● **JOB**
Print the records again, character for character.

● **SOURCE RECORDS**
========================
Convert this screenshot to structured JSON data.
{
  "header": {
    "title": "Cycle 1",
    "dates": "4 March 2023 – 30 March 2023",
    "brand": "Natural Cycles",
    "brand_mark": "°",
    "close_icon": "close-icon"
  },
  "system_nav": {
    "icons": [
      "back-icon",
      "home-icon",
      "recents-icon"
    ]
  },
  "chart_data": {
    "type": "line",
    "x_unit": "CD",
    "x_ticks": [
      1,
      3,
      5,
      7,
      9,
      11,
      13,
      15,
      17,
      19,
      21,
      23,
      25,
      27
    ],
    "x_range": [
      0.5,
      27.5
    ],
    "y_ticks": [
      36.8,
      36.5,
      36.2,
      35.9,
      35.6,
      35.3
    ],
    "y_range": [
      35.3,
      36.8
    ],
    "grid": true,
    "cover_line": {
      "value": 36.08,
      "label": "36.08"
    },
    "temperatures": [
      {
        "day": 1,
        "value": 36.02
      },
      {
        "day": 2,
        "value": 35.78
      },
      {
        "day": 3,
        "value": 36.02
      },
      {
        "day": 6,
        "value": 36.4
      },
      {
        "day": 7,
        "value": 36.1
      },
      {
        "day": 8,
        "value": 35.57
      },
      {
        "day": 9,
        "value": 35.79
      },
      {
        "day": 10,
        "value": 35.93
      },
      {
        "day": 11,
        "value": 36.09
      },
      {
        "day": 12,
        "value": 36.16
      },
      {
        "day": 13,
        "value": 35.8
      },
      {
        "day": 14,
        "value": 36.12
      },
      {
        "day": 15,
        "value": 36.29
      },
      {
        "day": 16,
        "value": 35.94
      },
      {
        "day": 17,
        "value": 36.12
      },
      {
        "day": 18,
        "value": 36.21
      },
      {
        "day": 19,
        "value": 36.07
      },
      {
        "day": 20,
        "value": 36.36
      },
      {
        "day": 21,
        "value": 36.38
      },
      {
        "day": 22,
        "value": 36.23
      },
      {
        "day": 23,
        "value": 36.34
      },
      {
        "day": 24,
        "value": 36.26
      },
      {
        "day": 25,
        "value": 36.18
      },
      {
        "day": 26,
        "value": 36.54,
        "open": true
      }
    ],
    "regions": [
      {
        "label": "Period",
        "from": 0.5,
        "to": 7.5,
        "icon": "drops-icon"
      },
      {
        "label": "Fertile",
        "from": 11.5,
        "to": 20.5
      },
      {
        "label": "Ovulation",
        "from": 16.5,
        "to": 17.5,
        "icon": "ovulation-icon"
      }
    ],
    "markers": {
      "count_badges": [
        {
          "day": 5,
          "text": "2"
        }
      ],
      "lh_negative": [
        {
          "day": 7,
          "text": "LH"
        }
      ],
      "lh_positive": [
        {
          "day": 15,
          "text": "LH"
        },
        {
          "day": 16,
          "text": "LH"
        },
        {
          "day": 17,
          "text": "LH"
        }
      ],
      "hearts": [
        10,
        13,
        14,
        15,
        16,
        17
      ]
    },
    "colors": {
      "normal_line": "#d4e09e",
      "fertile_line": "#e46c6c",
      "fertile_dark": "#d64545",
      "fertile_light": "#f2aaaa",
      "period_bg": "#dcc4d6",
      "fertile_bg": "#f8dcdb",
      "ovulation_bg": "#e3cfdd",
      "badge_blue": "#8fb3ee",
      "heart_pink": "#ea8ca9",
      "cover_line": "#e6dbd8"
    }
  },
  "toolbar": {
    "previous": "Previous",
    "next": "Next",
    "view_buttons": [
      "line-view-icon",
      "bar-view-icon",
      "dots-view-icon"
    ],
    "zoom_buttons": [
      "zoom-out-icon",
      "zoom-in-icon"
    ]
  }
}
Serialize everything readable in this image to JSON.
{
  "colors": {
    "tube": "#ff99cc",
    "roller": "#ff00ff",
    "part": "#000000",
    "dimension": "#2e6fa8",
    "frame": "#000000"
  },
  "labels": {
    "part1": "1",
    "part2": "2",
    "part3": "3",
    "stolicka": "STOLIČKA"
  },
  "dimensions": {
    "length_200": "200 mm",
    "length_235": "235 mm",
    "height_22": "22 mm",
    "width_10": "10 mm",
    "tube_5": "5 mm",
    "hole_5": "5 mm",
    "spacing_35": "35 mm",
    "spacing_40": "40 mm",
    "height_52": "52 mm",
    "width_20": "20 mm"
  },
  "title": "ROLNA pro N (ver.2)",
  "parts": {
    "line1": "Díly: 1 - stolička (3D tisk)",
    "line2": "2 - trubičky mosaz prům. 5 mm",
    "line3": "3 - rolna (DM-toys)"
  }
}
========================
● **EXPECTED ANSWER**
Convert this screenshot to structured JSON data.
{
  "header": {
    "title": "Cycle 1",
    "dates": "4 March 2023 – 30 March 2023",
    "brand": "Natural Cycles",
    "brand_mark": "°",
    "close_icon": "close-icon"
  },
  "system_nav": {
    "icons": [
      "back-icon",
      "home-icon",
      "recents-icon"
    ]
  },
  "chart_data": {
    "type": "line",
    "x_unit": "CD",
    "x_ticks": [
      1,
      3,
      5,
      7,
      9,
      11,
      13,
      15,
      17,
      19,
      21,
      23,
      25,
      27
    ],
    "x_range": [
      0.5,
      27.5
    ],
    "y_ticks": [
      36.8,
      36.5,
      36.2,
      35.9,
      35.6,
      35.3
    ],
    "y_range": [
      35.3,
      36.8
    ],
    "grid": true,
    "cover_line": {
      "value": 36.08,
      "label": "36.08"
    },
    "temperatures": [
      {
        "day": 1,
        "value": 36.02
      },
      {
        "day": 2,
        "value": 35.78
      },
      {
        "day": 3,
        "value": 36.02
      },
      {
        "day": 6,
        "value": 36.4
      },
      {
        "day": 7,
        "value": 36.1
      },
      {
        "day": 8,
        "value": 35.57
      },
      {
        "day": 9,
        "value": 35.79
      },
      {
        "day": 10,
        "value": 35.93
      },
      {
        "day": 11,
        "value": 36.09
      },
      {
        "day": 12,
        "value": 36.16
      },
      {
        "day": 13,
        "value": 35.8
      },
      {
        "day": 14,
        "value": 36.12
      },
      {
        "day": 15,
        "value": 36.29
      },
      {
        "day": 16,
        "value": 35.94
      },
      {
        "day": 17,
        "value": 36.12
      },
      {
        "day": 18,
        "value": 36.21
      },
      {
        "day": 19,
        "value": 36.07
      },
      {
        "day": 20,
        "value": 36.36
      },
      {
        "day": 21,
        "value": 36.38
      },
      {
        "day": 22,
        "value": 36.23
      },
      {
        "day": 23,
        "value": 36.34
      },
      {
        "day": 24,
        "value": 36.26
      },
      {
        "day": 25,
        "value": 36.18
      },
      {
        "day": 26,
        "value": 36.54,
        "open": true
      }
    ],
    "regions": [
      {
        "label": "Period",
        "from": 0.5,
        "to": 7.5,
        "icon": "drops-icon"
      },
      {
        "label": "Fertile",
        "from": 11.5,
        "to": 20.5
      },
      {
        "label": "Ovulation",
        "from": 16.5,
        "to": 17.5,
        "icon": "ovulation-icon"
      }
    ],
    "markers": {
      "count_badges": [
        {
          "day": 5,
          "text": "2"
        }
      ],
      "lh_negative": [
        {
          "day": 7,
          "text": "LH"
        }
      ],
      "lh_positive": [
        {
          "day": 15,
          "text": "LH"
        },
        {
          "day": 16,
          "text": "LH"
        },
        {
          "day": 17,
          "text": "LH"
        }
      ],
      "hearts": [
        10,
        13,
        14,
        15,
        16,
        17
      ]
    },
    "colors": {
      "normal_line": "#d4e09e",
      "fertile_line": "#e46c6c",
      "fertile_dark": "#d64545",
      "fertile_light": "#f2aaaa",
      "period_bg": "#dcc4d6",
      "fertile_bg": "#f8dcdb",
      "ovulation_bg": "#e3cfdd",
      "badge_blue": "#8fb3ee",
      "heart_pink": "#ea8ca9",
      "cover_line": "#e6dbd8"
    }
  },
  "toolbar": {
    "previous": "Previous",
    "next": "Next",
    "view_buttons": [
      "line-view-icon",
      "bar-view-icon",
      "dots-view-icon"
    ],
    "zoom_buttons": [
      "zoom-out-icon",
      "zoom-in-icon"
    ]
  }
}
Serialize everything readable in this image to JSON.
{
  "colors": {
    "tube": "#ff99cc",
    "roller": "#ff00ff",
    "part": "#000000",
    "dimension": "#2e6fa8",
    "frame": "#000000"
  },
  "labels": {
    "part1": "1",
    "part2": "2",
    "part3": "3",
    "stolicka": "STOLIČKA"
  },
  "dimensions": {
    "length_200": "200 mm",
    "length_235": "235 mm",
    "height_22": "22 mm",
    "width_10": "10 mm",
    "tube_5": "5 mm",
    "hole_5": "5 mm",
    "spacing_35": "35 mm",
    "spacing_40": "40 mm",
    "height_52": "52 mm",
    "width_20": "20 mm"
  },
  "title": "ROLNA pro N (ver.2)",
  "parts": {
    "line1": "Díly: 1 - stolička (3D tisk)",
    "line2": "2 - trubičky mosaz prům. 5 mm",
    "line3": "3 - rolna (DM-toys)"
  }
}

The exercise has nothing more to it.